Which lines include the word "card"? Copy each of them.

====================

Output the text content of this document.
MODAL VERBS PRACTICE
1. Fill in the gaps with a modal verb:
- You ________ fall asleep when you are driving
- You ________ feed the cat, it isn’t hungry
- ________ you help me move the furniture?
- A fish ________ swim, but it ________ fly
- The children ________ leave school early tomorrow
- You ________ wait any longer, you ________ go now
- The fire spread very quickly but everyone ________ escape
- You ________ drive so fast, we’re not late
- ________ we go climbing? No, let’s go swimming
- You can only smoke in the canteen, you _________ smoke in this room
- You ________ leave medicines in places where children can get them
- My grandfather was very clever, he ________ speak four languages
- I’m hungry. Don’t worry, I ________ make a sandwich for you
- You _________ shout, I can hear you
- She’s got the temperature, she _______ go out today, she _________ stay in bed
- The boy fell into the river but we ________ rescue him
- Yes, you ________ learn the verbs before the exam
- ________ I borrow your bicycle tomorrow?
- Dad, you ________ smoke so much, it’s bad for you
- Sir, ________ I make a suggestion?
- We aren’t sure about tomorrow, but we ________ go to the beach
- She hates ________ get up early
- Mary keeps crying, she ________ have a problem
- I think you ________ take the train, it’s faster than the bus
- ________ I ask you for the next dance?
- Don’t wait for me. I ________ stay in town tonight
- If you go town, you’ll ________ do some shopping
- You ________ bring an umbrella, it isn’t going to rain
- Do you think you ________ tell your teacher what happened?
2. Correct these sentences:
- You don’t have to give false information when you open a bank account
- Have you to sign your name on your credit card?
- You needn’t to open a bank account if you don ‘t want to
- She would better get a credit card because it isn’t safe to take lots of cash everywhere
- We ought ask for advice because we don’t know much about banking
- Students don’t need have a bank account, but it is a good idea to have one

====================

* Solution *
- Have you to sign your name on your credit card?
- She would better get a credit card because it isn’t safe to take lots of cash everywhere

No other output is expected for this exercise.